**Task directions:** All records are to be retyped faithfully and completely.

BEGIN Input

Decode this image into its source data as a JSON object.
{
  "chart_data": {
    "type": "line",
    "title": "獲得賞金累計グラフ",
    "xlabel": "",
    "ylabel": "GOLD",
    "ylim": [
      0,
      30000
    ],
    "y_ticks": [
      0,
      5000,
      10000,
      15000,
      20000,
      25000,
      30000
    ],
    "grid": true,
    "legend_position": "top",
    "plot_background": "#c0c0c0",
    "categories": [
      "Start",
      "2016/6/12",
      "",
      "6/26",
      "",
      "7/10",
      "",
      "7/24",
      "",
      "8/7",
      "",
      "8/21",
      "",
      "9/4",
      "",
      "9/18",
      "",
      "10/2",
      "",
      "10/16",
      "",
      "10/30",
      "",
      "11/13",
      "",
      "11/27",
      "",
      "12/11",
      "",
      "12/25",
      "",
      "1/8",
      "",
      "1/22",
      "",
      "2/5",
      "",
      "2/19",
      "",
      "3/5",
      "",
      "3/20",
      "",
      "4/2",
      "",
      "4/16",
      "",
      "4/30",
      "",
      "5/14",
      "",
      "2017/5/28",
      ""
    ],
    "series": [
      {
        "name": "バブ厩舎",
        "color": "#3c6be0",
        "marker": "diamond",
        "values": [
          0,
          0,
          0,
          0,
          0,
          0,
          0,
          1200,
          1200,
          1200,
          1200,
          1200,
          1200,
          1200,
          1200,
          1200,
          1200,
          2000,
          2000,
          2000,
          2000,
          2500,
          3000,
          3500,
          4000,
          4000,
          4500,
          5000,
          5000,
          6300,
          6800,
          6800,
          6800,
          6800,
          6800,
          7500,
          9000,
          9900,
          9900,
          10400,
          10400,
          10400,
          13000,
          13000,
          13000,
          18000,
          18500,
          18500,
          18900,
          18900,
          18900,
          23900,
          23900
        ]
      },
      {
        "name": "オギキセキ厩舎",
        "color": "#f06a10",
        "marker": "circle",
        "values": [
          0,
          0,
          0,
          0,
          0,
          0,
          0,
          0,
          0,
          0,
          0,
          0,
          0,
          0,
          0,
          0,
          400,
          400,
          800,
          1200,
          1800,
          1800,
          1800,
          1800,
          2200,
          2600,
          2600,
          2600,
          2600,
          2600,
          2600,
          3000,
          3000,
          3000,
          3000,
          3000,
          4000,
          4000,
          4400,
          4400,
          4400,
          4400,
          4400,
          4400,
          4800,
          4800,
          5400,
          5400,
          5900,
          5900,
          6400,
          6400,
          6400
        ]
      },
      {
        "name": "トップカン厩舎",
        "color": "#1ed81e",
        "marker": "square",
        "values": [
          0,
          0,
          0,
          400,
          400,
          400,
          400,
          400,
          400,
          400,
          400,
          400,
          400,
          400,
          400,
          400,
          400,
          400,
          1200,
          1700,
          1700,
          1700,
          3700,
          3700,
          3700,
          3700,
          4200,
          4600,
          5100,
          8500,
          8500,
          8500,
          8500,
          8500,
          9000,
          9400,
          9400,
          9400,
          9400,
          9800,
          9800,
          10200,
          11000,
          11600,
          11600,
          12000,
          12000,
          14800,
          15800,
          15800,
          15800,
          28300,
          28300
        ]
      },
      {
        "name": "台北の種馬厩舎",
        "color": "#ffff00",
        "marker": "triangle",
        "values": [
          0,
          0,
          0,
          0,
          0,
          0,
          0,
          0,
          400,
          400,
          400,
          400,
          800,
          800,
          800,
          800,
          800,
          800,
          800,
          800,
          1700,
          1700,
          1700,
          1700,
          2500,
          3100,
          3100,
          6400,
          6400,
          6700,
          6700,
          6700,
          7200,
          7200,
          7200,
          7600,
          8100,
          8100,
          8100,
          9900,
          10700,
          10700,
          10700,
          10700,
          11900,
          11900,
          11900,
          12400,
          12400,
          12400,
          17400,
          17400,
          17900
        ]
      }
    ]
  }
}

END Input

**Reply:**
Decode this image into its source data as a JSON object.
{
  "chart_data": {
    "type": "line",
    "title": "獲得賞金累計グラフ",
    "xlabel": "",
    "ylabel": "GOLD",
    "ylim": [
      0,
      30000
    ],
    "y_ticks": [
      0,
      5000,
      10000,
      15000,
      20000,
      25000,
      30000
    ],
    "grid": true,
    "legend_position": "top",
    "plot_background": "#c0c0c0",
    "categories": [
      "Start",
      "2016/6/12",
      "",
      "6/26",
      "",
      "7/10",
      "",
      "7/24",
      "",
      "8/7",
      "",
      "8/21",
      "",
      "9/4",
      "",
      "9/18",
      "",
      "10/2",
      "",
      "10/16",
      "",
      "10/30",
      "",
      "11/13",
      "",
      "11/27",
      "",
      "12/11",
      "",
      "12/25",
      "",
      "1/8",
      "",
      "1/22",
      "",
      "2/5",
      "",
      "2/19",
      "",
      "3/5",
      "",
      "3/20",
      "",
      "4/2",
      "",
      "4/16",
      "",
      "4/30",
      "",
      "5/14",
      "",
      "2017/5/28",
      ""
    ],
    "series": [
      {
        "name": "バブ厩舎",
        "color": "#3c6be0",
        "marker": "diamond",
        "values": [
          0,
          0,
          0,
          0,
          0,
          0,
          0,
          1200,
          1200,
          1200,
          1200,
          1200,
          1200,
          1200,
          1200,
          1200,
          1200,
          2000,
          2000,
          2000,
          2000,
          2500,
          3000,
          3500,
          4000,
          4000,
          4500,
          5000,
          5000,
          6300,
          6800,
          6800,
          6800,
          6800,
          6800,
          7500,
          9000,
          9900,
          9900,
          10400,
          10400,
          10400,
          13000,
          13000,
          13000,
          18000,
          18500,
          18500,
          18900,
          18900,
          18900,
          23900,
          23900
        ]
      },
      {
        "name": "オギキセキ厩舎",
        "color": "#f06a10",
        "marker": "circle",
        "values": [
          0,
          0,
          0,
          0,
          0,
          0,
          0,
          0,
          0,
          0,
          0,
          0,
          0,
          0,
          0,
          0,
          400,
          400,
          800,
          1200,
          1800,
          1800,
          1800,
          1800,
          2200,
          2600,
          2600,
          2600,
          2600,
          2600,
          2600,
          3000,
          3000,
          3000,
          3000,
          3000,
          4000,
          4000,
          4400,
          4400,
          4400,
          4400,
          4400,
          4400,
          4800,
          4800,
          5400,
          5400,
          5900,
          5900,
          6400,
          6400,
          6400
        ]
      },
      {
        "name": "トップカン厩舎",
        "color": "#1ed81e",
        "marker": "square",
        "values": [
          0,
          0,
          0,
          400,
          400,
          400,
          400,
          400,
          400,
          400,
          400,
          400,
          400,
          400,
          400,
          400,
          400,
          400,
          1200,
          1700,
          1700,
          1700,
          3700,
          3700,
          3700,
          3700,
          4200,
          4600,
          5100,
          8500,
          8500,
          8500,
          8500,
          8500,
          9000,
          9400,
          9400,
          9400,
          9400,
          9800,
          9800,
          10200,
          11000,
          11600,
          11600,
          12000,
          12000,
          14800,
          15800,
          15800,
          15800,
          28300,
          28300
        ]
      },
      {
        "name": "台北の種馬厩舎",
        "color": "#ffff00",
        "marker": "triangle",
        "values": [
          0,
          0,
          0,
          0,
          0,
          0,
          0,
          0,
          400,
          400,
          400,
          400,
          800,
          800,
          800,
          800,
          800,
          800,
          800,
          800,
          1700,
          1700,
          1700,
          1700,
          2500,
          3100,
          3100,
          6400,
          6400,
          6700,
          6700,
          6700,
          7200,
          7200,
          7200,
          7600,
          8100,
          8100,
          8100,
          9900,
          10700,
          10700,
          10700,
          10700,
          11900,
          11900,
          11900,
          12400,
          12400,
          12400,
          17400,
          17400,
          17900
        ]
      }
    ]
  }
}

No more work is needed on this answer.